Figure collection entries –
=-=-=

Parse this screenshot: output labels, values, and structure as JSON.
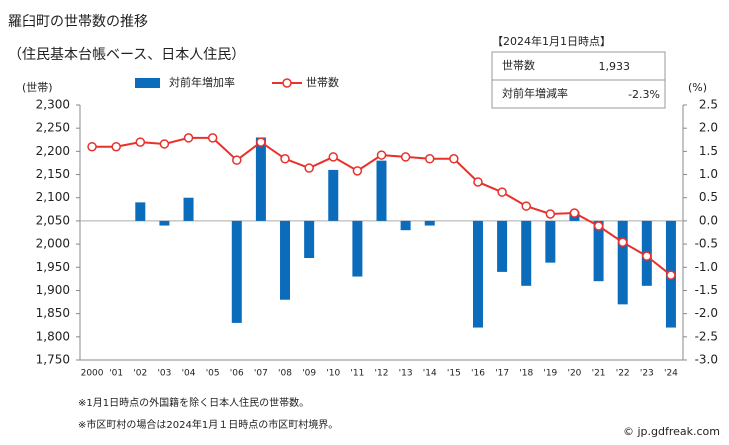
{
  "chart_data": {
    "type": "bar",
    "title": "羅臼町の世帯数の推移",
    "subtitle": "（住民基本台帳ベース、日本人住民）",
    "y_label": "(世帯)",
    "y2_label": "(%)",
    "categories": [
      "2000",
      "'01",
      "'02",
      "'03",
      "'04",
      "'05",
      "'06",
      "'07",
      "'08",
      "'09",
      "'10",
      "'11",
      "'12",
      "'13",
      "'14",
      "'15",
      "'16",
      "'17",
      "'18",
      "'19",
      "'20",
      "'21",
      "'22",
      "'23",
      "'24"
    ],
    "series": [
      {
        "name": "対前年増加率",
        "type": "bar",
        "axis": "y2",
        "color": "#0c6cbc",
        "values": [
          null,
          0,
          0.4,
          -0.1,
          0.5,
          0,
          -2.2,
          1.8,
          -1.7,
          -0.8,
          1.1,
          -1.2,
          1.3,
          -0.2,
          -0.1,
          0,
          -2.3,
          -1.1,
          -1.4,
          -0.9,
          0.2,
          -1.3,
          -1.8,
          -1.4,
          -2.3
        ]
      },
      {
        "name": "世帯数",
        "type": "line",
        "color": "#e8312b",
        "values": [
          2210,
          2210,
          2220,
          2216,
          2229,
          2229,
          2181,
          2220,
          2184,
          2164,
          2188,
          2158,
          2192,
          2188,
          2184,
          2184,
          2134,
          2112,
          2082,
          2065,
          2067,
          2039,
          2004,
          1974,
          1933
        ]
      }
    ],
    "ylim": [
      1750,
      2300
    ],
    "yticks": [
      {
        "value": 2300,
        "label": "2,300"
      },
      {
        "value": 2250,
        "label": "2,250"
      },
      {
        "value": 2200,
        "label": "2,200"
      },
      {
        "value": 2150,
        "label": "2,150"
      },
      {
        "value": 2100,
        "label": "2,100"
      },
      {
        "value": 2050,
        "label": "2,050"
      },
      {
        "value": 2000,
        "label": "2,000"
      },
      {
        "value": 1950,
        "label": "1,950"
      },
      {
        "value": 1900,
        "label": "1,900"
      },
      {
        "value": 1850,
        "label": "1,850"
      },
      {
        "value": 1800,
        "label": "1,800"
      },
      {
        "value": 1750,
        "label": "1,750"
      }
    ],
    "y2lim": [
      -3.0,
      2.5
    ],
    "y2ticks": [
      2.5,
      {
        "value": 2,
        "label": "2.0"
      },
      1.5,
      {
        "value": 1,
        "label": "1.0"
      },
      0.5,
      {
        "value": 0,
        "label": "0.0"
      },
      -0.5,
      {
        "value": -1,
        "label": "-1.0"
      },
      -1.5,
      {
        "value": -2,
        "label": "-2.0"
      },
      -2.5,
      {
        "value": -3,
        "label": "-3.0"
      }
    ],
    "grid": false
  },
  "info_box": {
    "title": "【2024年1月1日時点】",
    "rows": [
      [
        "世帯数",
        "1,933"
      ],
      [
        "対前年増減率",
        "-2.3%"
      ]
    ]
  },
  "footnotes": [
    "※1月1日時点の外国籍を除く日本人住民の世帯数。",
    "※市区町村の場合は2024年1月１日時点の市区町村境界。"
  ],
  "credit": "© jp.gdfreak.com"
}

=-=-=

Output all the records, word for word, with no pictures in the copy.

Result of the task –
Parse this screenshot: output labels, values, and structure as JSON.
{
  "chart_data": {
    "type": "bar",
    "title": "羅臼町の世帯数の推移",
    "subtitle": "（住民基本台帳ベース、日本人住民）",
    "y_label": "(世帯)",
    "y2_label": "(%)",
    "categories": [
      "2000",
      "'01",
      "'02",
      "'03",
      "'04",
      "'05",
      "'06",
      "'07",
      "'08",
      "'09",
      "'10",
      "'11",
      "'12",
      "'13",
      "'14",
      "'15",
      "'16",
      "'17",
      "'18",
      "'19",
      "'20",
      "'21",
      "'22",
      "'23",
      "'24"
    ],
    "series": [
      {
        "name": "対前年増加率",
        "type": "bar",
        "axis": "y2",
        "color": "#0c6cbc",
        "values": [
          null,
          0,
          0.4,
          -0.1,
          0.5,
          0,
          -2.2,
          1.8,
          -1.7,
          -0.8,
          1.1,
          -1.2,
          1.3,
          -0.2,
          -0.1,
          0,
          -2.3,
          -1.1,
          -1.4,
          -0.9,
          0.2,
          -1.3,
          -1.8,
          -1.4,
          -2.3
        ]
      },
      {
        "name": "世帯数",
        "type": "line",
        "color": "#e8312b",
        "values": [
          2210,
          2210,
          2220,
          2216,
          2229,
          2229,
          2181,
          2220,
          2184,
          2164,
          2188,
          2158,
          2192,
          2188,
          2184,
          2184,
          2134,
          2112,
          2082,
          2065,
          2067,
          2039,
          2004,
          1974,
          1933
        ]
      }
    ],
    "ylim": [
      1750,
      2300
    ],
    "yticks": [
      {
        "value": 2300,
        "label": "2,300"
      },
      {
        "value": 2250,
        "label": "2,250"
      },
      {
        "value": 2200,
        "label": "2,200"
      },
      {
        "value": 2150,
        "label": "2,150"
      },
      {
        "value": 2100,
        "label": "2,100"
      },
      {
        "value": 2050,
        "label": "2,050"
      },
      {
        "value": 2000,
        "label": "2,000"
      },
      {
        "value": 1950,
        "label": "1,950"
      },
      {
        "value": 1900,
        "label": "1,900"
      },
      {
        "value": 1850,
        "label": "1,850"
      },
      {
        "value": 1800,
        "label": "1,800"
      },
      {
        "value": 1750,
        "label": "1,750"
      }
    ],
    "y2lim": [
      -3.0,
      2.5
    ],
    "y2ticks": [
      2.5,
      {
        "value": 2,
        "label": "2.0"
      },
      1.5,
      {
        "value": 1,
        "label": "1.0"
      },
      0.5,
      {
        "value": 0,
        "label": "0.0"
      },
      -0.5,
      {
        "value": -1,
        "label": "-1.0"
      },
      -1.5,
      {
        "value": -2,
        "label": "-2.0"
      },
      -2.5,
      {
        "value": -3,
        "label": "-3.0"
      }
    ],
    "grid": false
  },
  "info_box": {
    "title": "【2024年1月1日時点】",
    "rows": [
      [
        "世帯数",
        "1,933"
      ],
      [
        "対前年増減率",
        "-2.3%"
      ]
    ]
  },
  "footnotes": [
    "※1月1日時点の外国籍を除く日本人住民の世帯数。",
    "※市区町村の場合は2024年1月１日時点の市区町村境界。"
  ],
  "credit": "© jp.gdfreak.com"
}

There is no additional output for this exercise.